→ **Aim**: Pictures do not belong in the copy; transcribe everything else in the records exactly.

→ **Provided information**:
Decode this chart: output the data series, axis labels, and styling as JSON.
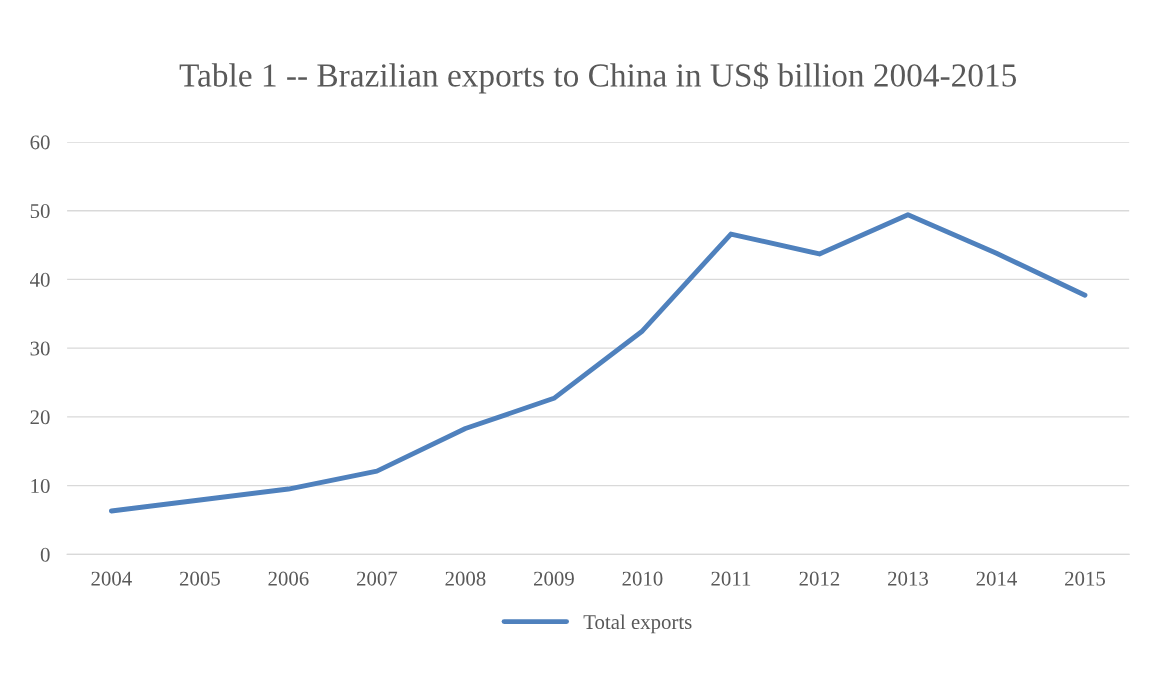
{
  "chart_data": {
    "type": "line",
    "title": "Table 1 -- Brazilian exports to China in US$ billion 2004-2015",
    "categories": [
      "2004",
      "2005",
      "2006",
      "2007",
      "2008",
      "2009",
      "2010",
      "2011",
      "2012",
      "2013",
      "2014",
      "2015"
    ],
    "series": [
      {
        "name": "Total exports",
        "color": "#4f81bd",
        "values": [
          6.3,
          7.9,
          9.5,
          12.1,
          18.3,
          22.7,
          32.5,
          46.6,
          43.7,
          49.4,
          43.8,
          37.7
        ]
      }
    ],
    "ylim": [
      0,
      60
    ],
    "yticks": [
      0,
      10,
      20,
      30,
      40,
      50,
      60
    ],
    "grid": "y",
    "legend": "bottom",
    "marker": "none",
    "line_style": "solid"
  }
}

→ **Full output**:
Decode this chart: output the data series, axis labels, and styling as JSON.
{
  "chart_data": {
    "type": "line",
    "title": "Table 1 -- Brazilian exports to China in US$ billion 2004-2015",
    "categories": [
      "2004",
      "2005",
      "2006",
      "2007",
      "2008",
      "2009",
      "2010",
      "2011",
      "2012",
      "2013",
      "2014",
      "2015"
    ],
    "series": [
      {
        "name": "Total exports",
        "color": "#4f81bd",
        "values": [
          6.3,
          7.9,
          9.5,
          12.1,
          18.3,
          22.7,
          32.5,
          46.6,
          43.7,
          49.4,
          43.8,
          37.7
        ]
      }
    ],
    "ylim": [
      0,
      60
    ],
    "yticks": [
      0,
      10,
      20,
      30,
      40,
      50,
      60
    ],
    "grid": "y",
    "legend": "bottom",
    "marker": "none",
    "line_style": "solid"
  }
}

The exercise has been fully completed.